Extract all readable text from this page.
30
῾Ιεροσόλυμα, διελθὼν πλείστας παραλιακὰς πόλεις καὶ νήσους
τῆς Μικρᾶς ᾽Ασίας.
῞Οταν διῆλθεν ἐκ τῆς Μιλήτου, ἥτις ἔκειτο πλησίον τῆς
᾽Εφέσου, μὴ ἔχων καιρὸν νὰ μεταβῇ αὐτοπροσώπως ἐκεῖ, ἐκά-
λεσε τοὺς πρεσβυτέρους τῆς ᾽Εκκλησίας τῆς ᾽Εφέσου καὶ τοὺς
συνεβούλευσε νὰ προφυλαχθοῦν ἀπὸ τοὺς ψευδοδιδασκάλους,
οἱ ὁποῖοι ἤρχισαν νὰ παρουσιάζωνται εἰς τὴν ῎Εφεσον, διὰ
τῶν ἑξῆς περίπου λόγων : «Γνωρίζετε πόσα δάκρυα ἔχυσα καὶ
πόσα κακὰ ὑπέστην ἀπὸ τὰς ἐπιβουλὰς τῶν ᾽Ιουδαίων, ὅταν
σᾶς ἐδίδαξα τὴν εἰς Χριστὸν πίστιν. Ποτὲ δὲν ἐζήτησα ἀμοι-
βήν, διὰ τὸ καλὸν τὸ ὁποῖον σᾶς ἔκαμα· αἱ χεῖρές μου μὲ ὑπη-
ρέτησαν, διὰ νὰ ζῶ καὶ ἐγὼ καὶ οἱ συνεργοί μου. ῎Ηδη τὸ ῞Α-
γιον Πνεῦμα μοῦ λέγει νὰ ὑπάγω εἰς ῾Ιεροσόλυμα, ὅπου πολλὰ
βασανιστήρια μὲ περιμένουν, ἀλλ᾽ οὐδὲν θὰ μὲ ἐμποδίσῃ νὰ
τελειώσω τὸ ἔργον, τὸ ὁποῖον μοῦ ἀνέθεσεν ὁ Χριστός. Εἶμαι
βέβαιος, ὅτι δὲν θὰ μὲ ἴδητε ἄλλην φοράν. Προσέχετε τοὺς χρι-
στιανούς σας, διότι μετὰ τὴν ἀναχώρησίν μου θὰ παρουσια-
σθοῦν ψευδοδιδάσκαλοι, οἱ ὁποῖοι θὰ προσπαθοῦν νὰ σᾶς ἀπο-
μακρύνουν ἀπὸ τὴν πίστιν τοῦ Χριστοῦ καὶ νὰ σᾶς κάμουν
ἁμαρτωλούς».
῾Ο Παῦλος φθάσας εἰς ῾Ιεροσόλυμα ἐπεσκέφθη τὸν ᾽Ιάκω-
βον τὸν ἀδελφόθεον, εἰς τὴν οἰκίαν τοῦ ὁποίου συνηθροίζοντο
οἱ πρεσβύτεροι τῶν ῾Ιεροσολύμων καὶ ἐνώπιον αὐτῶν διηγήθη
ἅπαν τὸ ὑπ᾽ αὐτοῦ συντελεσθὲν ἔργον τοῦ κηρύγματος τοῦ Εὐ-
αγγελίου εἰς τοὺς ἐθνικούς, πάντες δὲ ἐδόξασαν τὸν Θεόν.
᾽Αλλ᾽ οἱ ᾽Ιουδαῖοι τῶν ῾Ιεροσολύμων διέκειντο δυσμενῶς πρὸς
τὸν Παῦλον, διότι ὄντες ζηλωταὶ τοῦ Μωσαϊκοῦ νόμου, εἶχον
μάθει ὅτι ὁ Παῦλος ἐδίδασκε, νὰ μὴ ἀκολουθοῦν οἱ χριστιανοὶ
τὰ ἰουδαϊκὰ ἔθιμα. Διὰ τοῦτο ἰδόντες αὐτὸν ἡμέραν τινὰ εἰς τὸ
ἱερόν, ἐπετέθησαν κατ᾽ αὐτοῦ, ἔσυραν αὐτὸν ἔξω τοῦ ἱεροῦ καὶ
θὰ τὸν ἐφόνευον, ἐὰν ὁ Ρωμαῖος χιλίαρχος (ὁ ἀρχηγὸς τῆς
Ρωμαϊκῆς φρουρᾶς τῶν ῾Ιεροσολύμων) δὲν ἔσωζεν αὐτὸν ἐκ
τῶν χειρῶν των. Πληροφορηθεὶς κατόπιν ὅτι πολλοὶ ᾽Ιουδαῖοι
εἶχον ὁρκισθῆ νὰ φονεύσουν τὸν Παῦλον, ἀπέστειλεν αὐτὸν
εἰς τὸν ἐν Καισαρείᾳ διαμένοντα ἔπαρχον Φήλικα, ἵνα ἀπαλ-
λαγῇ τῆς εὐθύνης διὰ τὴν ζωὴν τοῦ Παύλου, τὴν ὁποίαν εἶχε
═══
## INSTRUCTIONS FOR THE TASK
Spot every line that holds "διότι" and copy it.

## FULL SOLUTION
στιανούς σας, διότι μετὰ τὴν ἀναχώρησίν μου θὰ παρουσια-
τὸν Παῦλον, διότι ὄντες ζηλωταὶ τοῦ Μωσαϊκοῦ νόμου, εἶχον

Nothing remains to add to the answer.